GIVEN EXERCISE:
Work out how many lines hold the string "title". The answer is a single number, nothing more.

#####

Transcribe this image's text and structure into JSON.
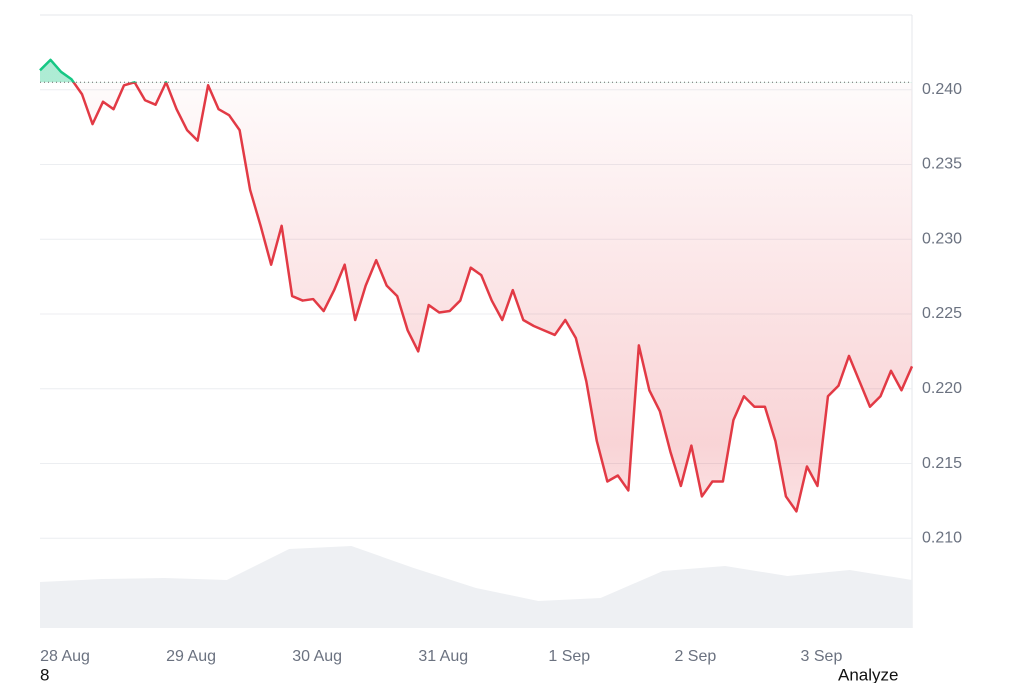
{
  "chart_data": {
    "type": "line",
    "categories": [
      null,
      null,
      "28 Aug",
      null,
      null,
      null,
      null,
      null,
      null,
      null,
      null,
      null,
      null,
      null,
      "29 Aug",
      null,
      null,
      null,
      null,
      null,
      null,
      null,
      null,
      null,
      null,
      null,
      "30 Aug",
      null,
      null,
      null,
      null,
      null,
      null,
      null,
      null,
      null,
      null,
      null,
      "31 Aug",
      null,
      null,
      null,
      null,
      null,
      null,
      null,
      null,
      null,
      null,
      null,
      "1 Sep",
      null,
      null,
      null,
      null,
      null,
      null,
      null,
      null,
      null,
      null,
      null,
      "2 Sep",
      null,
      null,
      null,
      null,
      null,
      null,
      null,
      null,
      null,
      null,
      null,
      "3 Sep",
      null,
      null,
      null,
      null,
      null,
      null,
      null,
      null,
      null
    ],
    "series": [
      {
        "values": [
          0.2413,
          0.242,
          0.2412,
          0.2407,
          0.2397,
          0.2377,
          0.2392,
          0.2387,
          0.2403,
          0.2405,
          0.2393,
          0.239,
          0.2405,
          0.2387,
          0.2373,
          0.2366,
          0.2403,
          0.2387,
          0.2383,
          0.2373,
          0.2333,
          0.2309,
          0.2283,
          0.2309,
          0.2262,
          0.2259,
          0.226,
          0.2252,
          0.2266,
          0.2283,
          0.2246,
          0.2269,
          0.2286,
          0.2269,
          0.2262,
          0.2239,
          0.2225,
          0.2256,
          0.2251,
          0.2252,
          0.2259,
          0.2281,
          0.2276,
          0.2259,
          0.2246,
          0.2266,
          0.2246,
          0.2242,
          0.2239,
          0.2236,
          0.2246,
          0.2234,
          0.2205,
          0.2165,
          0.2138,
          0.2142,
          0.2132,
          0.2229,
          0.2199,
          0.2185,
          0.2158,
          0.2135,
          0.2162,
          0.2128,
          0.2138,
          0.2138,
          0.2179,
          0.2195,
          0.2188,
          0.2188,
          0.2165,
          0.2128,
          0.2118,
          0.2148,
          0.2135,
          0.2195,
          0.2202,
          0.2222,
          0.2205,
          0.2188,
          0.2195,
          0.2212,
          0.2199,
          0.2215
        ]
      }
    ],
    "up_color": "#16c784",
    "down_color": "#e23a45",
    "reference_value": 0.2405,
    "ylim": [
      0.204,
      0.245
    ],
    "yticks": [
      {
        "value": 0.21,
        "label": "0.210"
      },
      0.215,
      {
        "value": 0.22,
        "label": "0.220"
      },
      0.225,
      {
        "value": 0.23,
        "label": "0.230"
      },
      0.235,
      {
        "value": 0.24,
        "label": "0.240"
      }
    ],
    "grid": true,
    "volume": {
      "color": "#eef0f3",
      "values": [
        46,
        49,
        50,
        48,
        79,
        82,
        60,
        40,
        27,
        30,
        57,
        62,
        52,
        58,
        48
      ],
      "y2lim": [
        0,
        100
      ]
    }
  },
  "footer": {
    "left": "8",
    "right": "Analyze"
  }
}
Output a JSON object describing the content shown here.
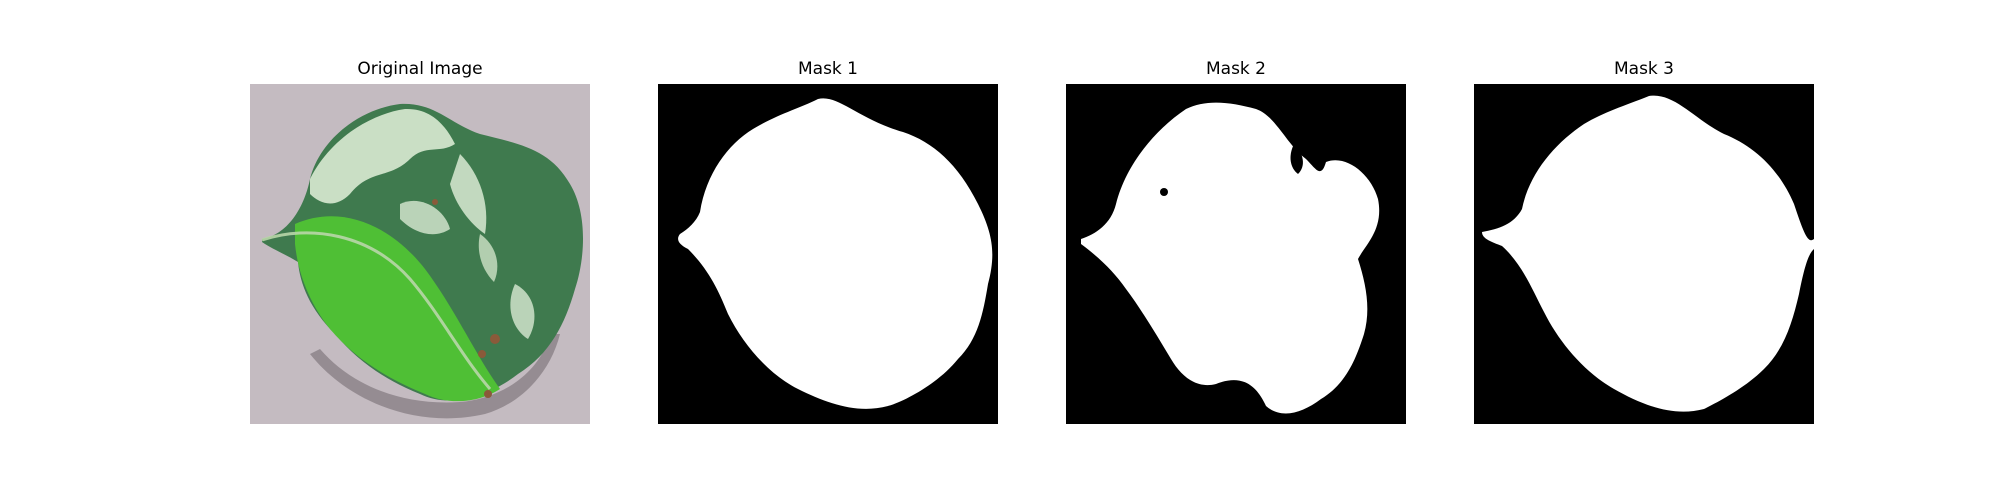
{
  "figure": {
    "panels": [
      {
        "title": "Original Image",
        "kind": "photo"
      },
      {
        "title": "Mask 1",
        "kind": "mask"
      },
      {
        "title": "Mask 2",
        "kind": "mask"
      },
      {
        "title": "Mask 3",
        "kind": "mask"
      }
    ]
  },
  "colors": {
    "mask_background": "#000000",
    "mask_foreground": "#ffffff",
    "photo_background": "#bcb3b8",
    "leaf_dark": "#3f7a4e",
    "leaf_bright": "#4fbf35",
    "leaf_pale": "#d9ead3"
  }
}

#####

RESULT:
4